Data excerpts
___
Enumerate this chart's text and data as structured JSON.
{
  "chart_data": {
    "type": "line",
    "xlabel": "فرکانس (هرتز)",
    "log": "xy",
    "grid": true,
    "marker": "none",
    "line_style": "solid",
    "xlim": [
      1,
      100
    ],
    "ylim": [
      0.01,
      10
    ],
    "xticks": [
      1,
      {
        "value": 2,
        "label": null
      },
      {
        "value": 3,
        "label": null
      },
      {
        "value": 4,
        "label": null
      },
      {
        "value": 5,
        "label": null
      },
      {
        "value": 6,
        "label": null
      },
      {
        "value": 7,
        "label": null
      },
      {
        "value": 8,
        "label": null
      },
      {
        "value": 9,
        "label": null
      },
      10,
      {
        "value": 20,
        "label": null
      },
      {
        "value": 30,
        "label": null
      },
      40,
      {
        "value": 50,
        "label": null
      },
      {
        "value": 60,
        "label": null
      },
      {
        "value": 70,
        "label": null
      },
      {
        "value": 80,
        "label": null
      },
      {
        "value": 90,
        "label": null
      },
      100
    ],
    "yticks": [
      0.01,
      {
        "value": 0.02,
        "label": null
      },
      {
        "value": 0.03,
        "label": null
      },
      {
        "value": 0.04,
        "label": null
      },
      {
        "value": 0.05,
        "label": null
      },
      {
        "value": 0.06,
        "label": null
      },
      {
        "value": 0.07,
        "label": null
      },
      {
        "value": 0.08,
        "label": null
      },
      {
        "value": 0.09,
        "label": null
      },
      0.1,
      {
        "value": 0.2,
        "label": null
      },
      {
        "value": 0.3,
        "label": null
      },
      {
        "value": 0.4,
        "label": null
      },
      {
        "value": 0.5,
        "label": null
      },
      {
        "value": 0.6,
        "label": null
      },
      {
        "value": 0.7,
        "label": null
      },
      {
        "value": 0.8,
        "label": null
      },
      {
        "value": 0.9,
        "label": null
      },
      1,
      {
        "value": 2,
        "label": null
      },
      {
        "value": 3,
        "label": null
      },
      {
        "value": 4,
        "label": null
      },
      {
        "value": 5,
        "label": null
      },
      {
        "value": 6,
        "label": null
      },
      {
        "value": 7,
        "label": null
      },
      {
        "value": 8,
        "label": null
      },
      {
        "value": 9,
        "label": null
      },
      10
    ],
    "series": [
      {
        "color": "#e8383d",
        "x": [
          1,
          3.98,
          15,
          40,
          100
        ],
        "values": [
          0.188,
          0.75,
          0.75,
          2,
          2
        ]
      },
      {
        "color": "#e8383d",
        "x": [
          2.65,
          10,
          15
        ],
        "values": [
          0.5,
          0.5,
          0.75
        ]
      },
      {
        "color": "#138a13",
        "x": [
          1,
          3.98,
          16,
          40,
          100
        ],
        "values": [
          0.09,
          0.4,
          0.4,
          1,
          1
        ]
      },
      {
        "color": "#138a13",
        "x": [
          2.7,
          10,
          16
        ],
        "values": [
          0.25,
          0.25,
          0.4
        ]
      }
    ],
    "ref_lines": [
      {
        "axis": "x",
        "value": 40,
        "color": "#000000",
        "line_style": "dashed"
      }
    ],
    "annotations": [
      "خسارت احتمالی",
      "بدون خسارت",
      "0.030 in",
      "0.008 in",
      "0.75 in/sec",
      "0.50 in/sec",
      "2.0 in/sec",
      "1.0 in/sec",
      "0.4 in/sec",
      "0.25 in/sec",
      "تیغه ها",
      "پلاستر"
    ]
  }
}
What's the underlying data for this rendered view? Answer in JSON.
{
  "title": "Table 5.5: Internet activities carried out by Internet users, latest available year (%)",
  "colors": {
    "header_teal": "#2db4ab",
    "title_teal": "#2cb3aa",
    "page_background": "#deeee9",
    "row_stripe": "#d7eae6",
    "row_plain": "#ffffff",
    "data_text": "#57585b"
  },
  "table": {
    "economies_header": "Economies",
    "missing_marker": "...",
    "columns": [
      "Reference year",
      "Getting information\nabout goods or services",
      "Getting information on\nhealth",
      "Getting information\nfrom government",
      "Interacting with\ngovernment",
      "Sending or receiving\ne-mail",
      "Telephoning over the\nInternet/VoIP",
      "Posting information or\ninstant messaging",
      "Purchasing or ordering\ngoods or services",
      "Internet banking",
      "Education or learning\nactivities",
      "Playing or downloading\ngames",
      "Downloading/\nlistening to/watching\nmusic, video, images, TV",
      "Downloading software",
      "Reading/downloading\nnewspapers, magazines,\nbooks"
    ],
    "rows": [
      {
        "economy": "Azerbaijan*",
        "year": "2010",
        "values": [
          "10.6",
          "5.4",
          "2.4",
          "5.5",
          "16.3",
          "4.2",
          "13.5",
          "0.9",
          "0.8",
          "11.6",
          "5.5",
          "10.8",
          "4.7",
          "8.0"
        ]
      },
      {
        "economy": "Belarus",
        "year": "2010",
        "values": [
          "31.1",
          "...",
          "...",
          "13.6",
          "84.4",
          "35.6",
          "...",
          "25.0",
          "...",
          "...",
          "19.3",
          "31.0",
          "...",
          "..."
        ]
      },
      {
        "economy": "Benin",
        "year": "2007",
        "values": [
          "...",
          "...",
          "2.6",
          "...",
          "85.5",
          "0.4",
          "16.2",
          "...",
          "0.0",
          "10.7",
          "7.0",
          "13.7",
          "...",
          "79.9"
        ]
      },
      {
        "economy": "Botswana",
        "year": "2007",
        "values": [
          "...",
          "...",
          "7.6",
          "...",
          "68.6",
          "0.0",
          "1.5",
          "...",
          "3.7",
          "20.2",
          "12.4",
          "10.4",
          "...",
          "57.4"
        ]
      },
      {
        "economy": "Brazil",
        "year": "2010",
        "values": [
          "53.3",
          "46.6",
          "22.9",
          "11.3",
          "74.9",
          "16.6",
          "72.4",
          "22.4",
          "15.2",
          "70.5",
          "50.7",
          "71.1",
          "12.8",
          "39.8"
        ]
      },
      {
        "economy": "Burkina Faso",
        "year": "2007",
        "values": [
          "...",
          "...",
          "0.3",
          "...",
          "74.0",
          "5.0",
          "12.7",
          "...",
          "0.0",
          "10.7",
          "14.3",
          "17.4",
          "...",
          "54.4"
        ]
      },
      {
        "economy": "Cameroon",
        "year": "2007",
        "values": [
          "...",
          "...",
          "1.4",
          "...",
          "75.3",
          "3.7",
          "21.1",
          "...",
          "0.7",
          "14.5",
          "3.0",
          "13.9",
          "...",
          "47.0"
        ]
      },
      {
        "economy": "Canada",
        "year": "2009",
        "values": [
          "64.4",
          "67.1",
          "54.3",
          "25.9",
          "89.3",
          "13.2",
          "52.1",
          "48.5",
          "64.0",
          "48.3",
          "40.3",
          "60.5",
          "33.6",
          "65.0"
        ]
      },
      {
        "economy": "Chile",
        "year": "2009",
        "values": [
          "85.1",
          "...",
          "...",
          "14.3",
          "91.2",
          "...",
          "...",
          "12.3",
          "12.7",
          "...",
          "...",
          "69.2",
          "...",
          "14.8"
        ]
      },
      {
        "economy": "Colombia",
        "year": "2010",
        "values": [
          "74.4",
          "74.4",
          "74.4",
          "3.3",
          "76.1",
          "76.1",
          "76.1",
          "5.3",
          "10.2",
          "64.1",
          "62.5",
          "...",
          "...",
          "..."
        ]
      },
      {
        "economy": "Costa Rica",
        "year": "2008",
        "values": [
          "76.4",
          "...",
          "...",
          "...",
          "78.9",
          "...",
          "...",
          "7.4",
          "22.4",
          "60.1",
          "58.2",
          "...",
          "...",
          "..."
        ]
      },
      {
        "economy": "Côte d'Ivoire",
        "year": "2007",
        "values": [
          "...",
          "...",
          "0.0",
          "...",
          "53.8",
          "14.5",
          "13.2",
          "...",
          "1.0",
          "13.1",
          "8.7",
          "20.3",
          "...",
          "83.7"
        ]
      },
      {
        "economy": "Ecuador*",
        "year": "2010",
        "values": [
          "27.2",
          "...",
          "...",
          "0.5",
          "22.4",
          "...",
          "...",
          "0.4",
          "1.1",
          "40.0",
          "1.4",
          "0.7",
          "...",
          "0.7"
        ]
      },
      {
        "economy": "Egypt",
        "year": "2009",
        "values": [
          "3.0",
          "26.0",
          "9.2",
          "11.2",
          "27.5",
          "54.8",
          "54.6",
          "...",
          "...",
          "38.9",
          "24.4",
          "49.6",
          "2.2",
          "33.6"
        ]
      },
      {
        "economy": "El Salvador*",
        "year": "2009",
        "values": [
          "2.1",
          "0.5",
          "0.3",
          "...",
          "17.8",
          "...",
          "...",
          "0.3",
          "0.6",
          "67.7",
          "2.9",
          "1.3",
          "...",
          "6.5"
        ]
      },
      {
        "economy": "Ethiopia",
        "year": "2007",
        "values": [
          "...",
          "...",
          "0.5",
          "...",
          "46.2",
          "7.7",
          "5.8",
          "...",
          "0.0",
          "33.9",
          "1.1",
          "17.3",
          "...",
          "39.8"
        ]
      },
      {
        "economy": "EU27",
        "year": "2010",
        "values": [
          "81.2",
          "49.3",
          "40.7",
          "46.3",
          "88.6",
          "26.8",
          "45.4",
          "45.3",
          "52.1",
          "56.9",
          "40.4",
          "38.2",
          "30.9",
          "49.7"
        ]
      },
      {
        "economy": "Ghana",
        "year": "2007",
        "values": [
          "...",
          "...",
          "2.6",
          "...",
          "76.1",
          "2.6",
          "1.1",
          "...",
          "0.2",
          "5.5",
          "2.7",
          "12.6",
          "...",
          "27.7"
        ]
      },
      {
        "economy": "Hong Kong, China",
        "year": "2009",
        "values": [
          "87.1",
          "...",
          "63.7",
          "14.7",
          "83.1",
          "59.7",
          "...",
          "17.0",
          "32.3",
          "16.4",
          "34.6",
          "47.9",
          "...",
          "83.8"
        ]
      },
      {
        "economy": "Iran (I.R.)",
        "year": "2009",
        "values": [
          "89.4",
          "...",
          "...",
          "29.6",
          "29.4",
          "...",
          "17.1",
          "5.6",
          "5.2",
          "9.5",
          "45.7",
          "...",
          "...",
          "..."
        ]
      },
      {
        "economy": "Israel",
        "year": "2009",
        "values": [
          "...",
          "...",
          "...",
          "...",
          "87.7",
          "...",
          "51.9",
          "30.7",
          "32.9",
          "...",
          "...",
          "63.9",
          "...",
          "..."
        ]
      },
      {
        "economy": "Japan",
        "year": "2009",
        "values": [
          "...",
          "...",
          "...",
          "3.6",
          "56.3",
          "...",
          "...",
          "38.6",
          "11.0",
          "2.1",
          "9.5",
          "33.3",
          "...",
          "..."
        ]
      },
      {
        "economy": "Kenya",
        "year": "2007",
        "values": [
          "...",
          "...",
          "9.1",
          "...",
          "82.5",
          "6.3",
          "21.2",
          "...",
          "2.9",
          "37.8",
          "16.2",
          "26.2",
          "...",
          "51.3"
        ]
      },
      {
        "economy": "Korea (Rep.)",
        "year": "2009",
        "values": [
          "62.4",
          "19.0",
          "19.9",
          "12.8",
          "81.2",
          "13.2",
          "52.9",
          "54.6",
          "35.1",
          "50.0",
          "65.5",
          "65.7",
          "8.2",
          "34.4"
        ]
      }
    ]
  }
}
___
Short problem
State how many lines in the entries above include the word "JSON"; reply with the number alone.

Solution to the exercise
2